## GIVEN REQUEST:
From the listing below, pull out all lines with "Indtægter" in them.

— start INPUT RECORDS —

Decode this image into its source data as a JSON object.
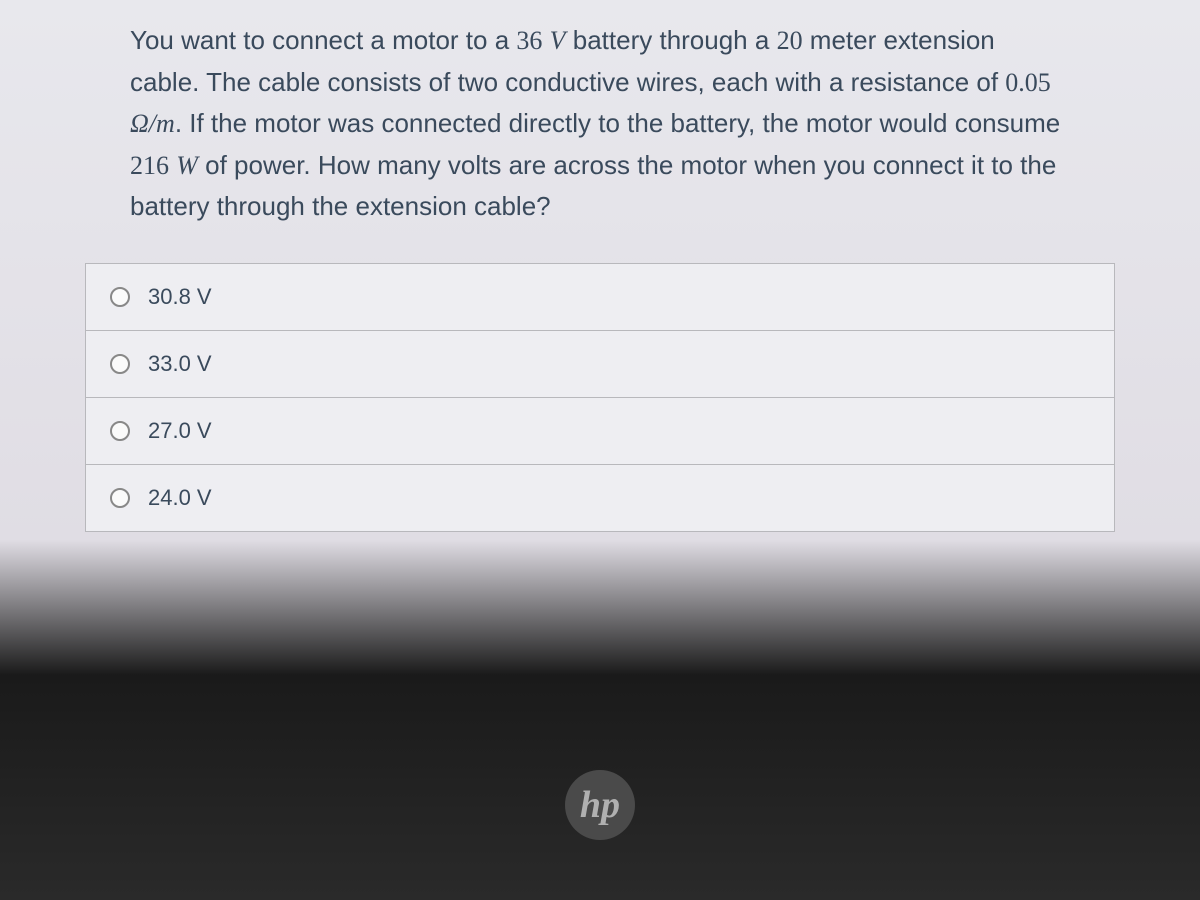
{
  "question": {
    "text_parts": [
      "You want to connect a motor to a ",
      "36",
      " ",
      "V",
      " battery through a ",
      "20",
      " meter extension cable. The cable consists of two conductive wires, each with a resistance of ",
      "0.05",
      " ",
      "Ω/m",
      ". If the motor was connected directly to the battery, the motor would consume ",
      "216",
      " ",
      "W",
      " of power. How many volts are across the motor when you connect it to the battery through the extension cable?"
    ]
  },
  "options": [
    {
      "label": "30.8 V"
    },
    {
      "label": "33.0 V"
    },
    {
      "label": "27.0 V"
    },
    {
      "label": "24.0 V"
    }
  ],
  "logo": {
    "text": "hp"
  },
  "colors": {
    "text_primary": "#3a4a5c",
    "border": "#b8b8bc",
    "option_bg": "#eeeef2",
    "radio_border": "#888"
  }
}
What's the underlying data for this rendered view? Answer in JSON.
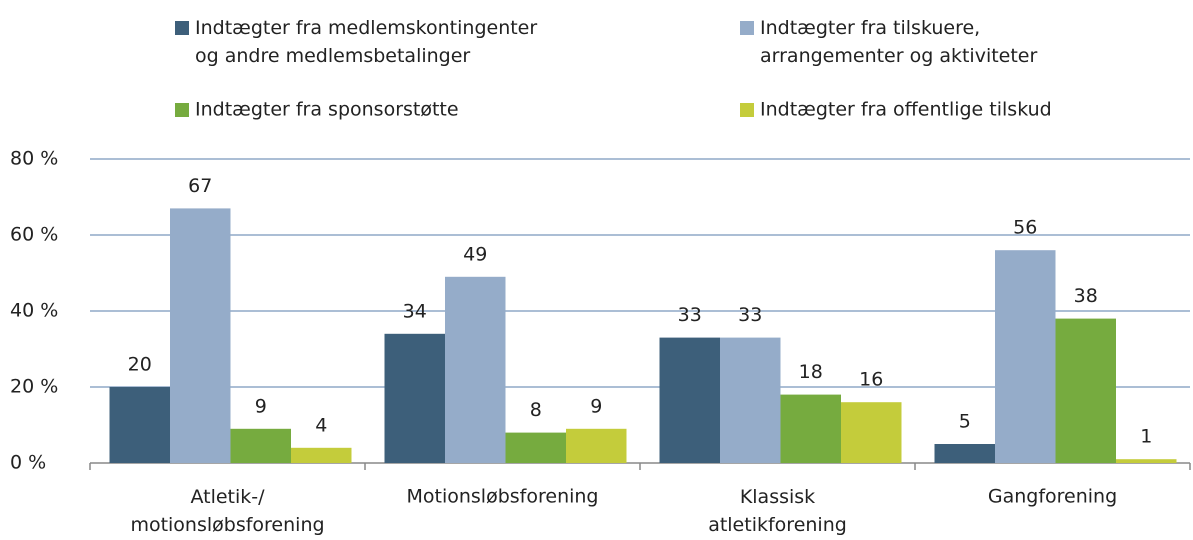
{
  "chart_data": {
    "type": "bar",
    "categories": [
      "Atletik-/\nmotionsløbsforening",
      "Motionsløbsforening",
      "Klassisk\natletikforening",
      "Gangforening"
    ],
    "series": [
      {
        "name": "Indtægter fra medlemskontingenter\nog andre medlemsbetalinger",
        "color": "#3d5f7a",
        "values": [
          20,
          34,
          33,
          5
        ]
      },
      {
        "name": "Indtægter fra tilskuere,\narrangementer og aktiviteter",
        "color": "#95acc9",
        "values": [
          67,
          49,
          33,
          56
        ]
      },
      {
        "name": "Indtægter fra sponsorstøtte",
        "color": "#76ab3f",
        "values": [
          9,
          8,
          18,
          38
        ]
      },
      {
        "name": "Indtægter fra offentlige tilskud",
        "color": "#c4cc3b",
        "values": [
          4,
          9,
          16,
          1
        ]
      }
    ],
    "ylim": [
      0,
      80
    ],
    "yticks": [
      {
        "value": 0,
        "label": "0 %"
      },
      {
        "value": 20,
        "label": "20 %"
      },
      {
        "value": 40,
        "label": "40 %"
      },
      {
        "value": 60,
        "label": "60 %"
      },
      {
        "value": 80,
        "label": "80 %"
      }
    ],
    "grid": true
  }
}
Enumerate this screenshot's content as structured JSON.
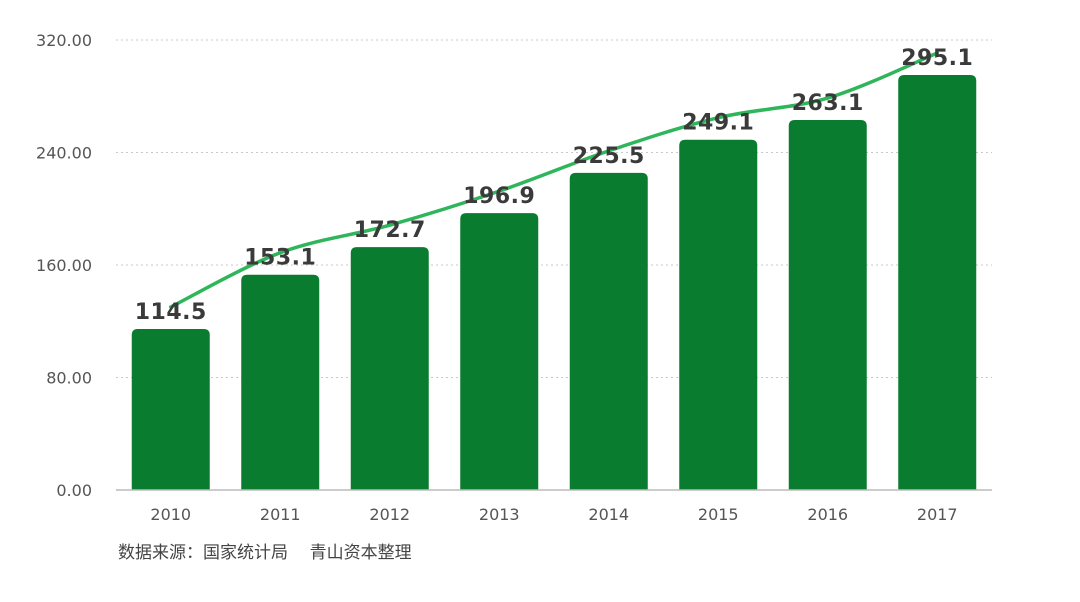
{
  "chart_data": {
    "type": "bar",
    "categories": [
      "2010",
      "2011",
      "2012",
      "2013",
      "2014",
      "2015",
      "2016",
      "2017"
    ],
    "values": [
      114.5,
      153.1,
      172.7,
      196.9,
      225.5,
      249.1,
      263.1,
      295.1
    ],
    "value_labels": [
      "114.5",
      "153.1",
      "172.7",
      "196.9",
      "225.5",
      "249.1",
      "263.1",
      "295.1"
    ],
    "y_ticks": [
      "0.00",
      "80.00",
      "160.00",
      "240.00",
      "320.00"
    ],
    "y_tick_values": [
      0,
      80,
      160,
      240,
      320
    ],
    "ylim": [
      0,
      320
    ],
    "grid": true,
    "trend_line": true,
    "title": "",
    "xlabel": "",
    "ylabel": "",
    "colors": {
      "bar": "#0a7c2f",
      "trend": "#2fb55a",
      "grid": "#c8c8c8",
      "axis": "#bbbbbb"
    }
  },
  "footer": {
    "source": "数据来源：国家统计局    青山资本整理"
  }
}
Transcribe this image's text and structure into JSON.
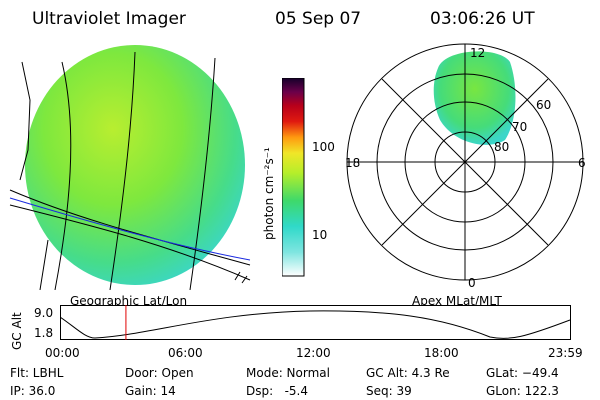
{
  "header": {
    "instrument": "Ultraviolet Imager",
    "date": "05 Sep 07",
    "time": "03:06:26 UT"
  },
  "colorbar": {
    "label": "photon cm⁻²s⁻¹",
    "ticks": [
      "100",
      "10"
    ],
    "scale": "log"
  },
  "left_panel": {
    "caption": "Geographic Lat/Lon"
  },
  "polar_panel": {
    "caption": "Apex MLat/MLT",
    "mlt_labels": {
      "top": "12",
      "left": "18",
      "right": "6",
      "bottom": "0"
    },
    "lat_labels": [
      "60",
      "70",
      "80"
    ]
  },
  "altitude_plot": {
    "ylabel": "GC Alt",
    "ymax_label": "9.0",
    "ymin_label": "1.8",
    "x_ticks": [
      "00:00",
      "06:00",
      "12:00",
      "18:00",
      "23:59"
    ],
    "marker_time": "03:06",
    "marker_color": "#e00000"
  },
  "footer": {
    "col1": [
      "Flt: LBHL",
      "IP: 36.0"
    ],
    "col2": [
      "Door: Open",
      "Gain: 14"
    ],
    "col3": [
      "Mode: Normal",
      "Dsp:   -5.4"
    ],
    "col4": [
      "GC Alt: 4.3 Re",
      "Seq: 39"
    ],
    "col5": [
      "GLat: −49.4",
      "GLon: 122.3"
    ]
  },
  "colors": {
    "aurora_green": "#4ee06a",
    "aurora_cyan": "#3fd9c8",
    "aurora_yellow": "#c8ee2a",
    "coast_blue": "#1a2ae0"
  }
}
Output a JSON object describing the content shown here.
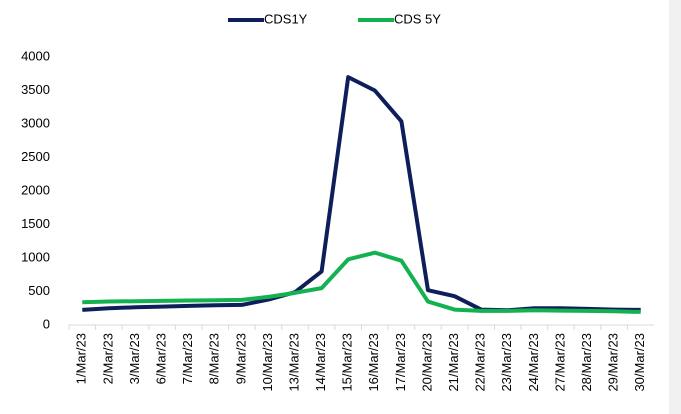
{
  "chart_data": {
    "type": "line",
    "categories": [
      "1/Mar/23",
      "2/Mar/23",
      "3/Mar/23",
      "6/Mar/23",
      "7/Mar/23",
      "8/Mar/23",
      "9/Mar/23",
      "10/Mar/23",
      "13/Mar/23",
      "14/Mar/23",
      "15/Mar/23",
      "16/Mar/23",
      "17/Mar/23",
      "20/Mar/23",
      "21/Mar/23",
      "22/Mar/23",
      "23/Mar/23",
      "24/Mar/23",
      "27/Mar/23",
      "28/Mar/23",
      "29/Mar/23",
      "30/Mar/23"
    ],
    "series": [
      {
        "name": "CDS1Y",
        "color": "#0e1e5b",
        "values": [
          225,
          250,
          265,
          275,
          285,
          295,
          300,
          380,
          490,
          800,
          3700,
          3500,
          3040,
          520,
          430,
          230,
          220,
          250,
          250,
          240,
          230,
          225
        ]
      },
      {
        "name": "CDS 5Y",
        "color": "#13b150",
        "values": [
          340,
          350,
          355,
          360,
          365,
          370,
          375,
          420,
          480,
          550,
          980,
          1080,
          960,
          350,
          230,
          210,
          210,
          220,
          215,
          210,
          205,
          195
        ]
      }
    ],
    "ylim": [
      0,
      4000
    ],
    "yticks": [
      0,
      500,
      1000,
      1500,
      2000,
      2500,
      3000,
      3500,
      4000
    ],
    "grid": false,
    "legend": "top"
  }
}
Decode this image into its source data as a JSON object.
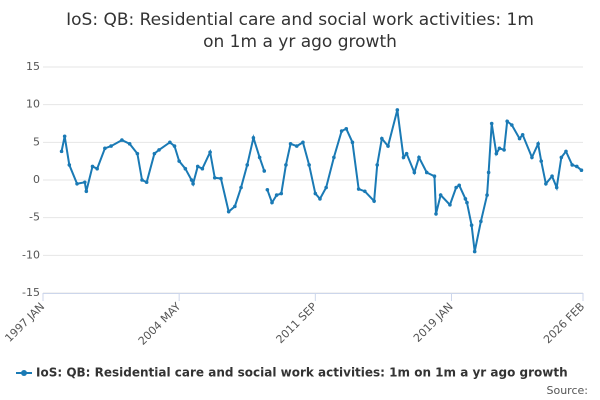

— end INPUT RECORDS —

## RESPONSE TO THIS EXERCISE:
        "name": "Indtægter fra medlemskontingenter\nog andre medlemsbetalinger",
        "name": "Indtægter fra tilskuere,\narrangementer og aktiviteter",
        "name": "Indtægter fra sponsorstøtte",
        "name": "Indtægter fra offentlige tilskud",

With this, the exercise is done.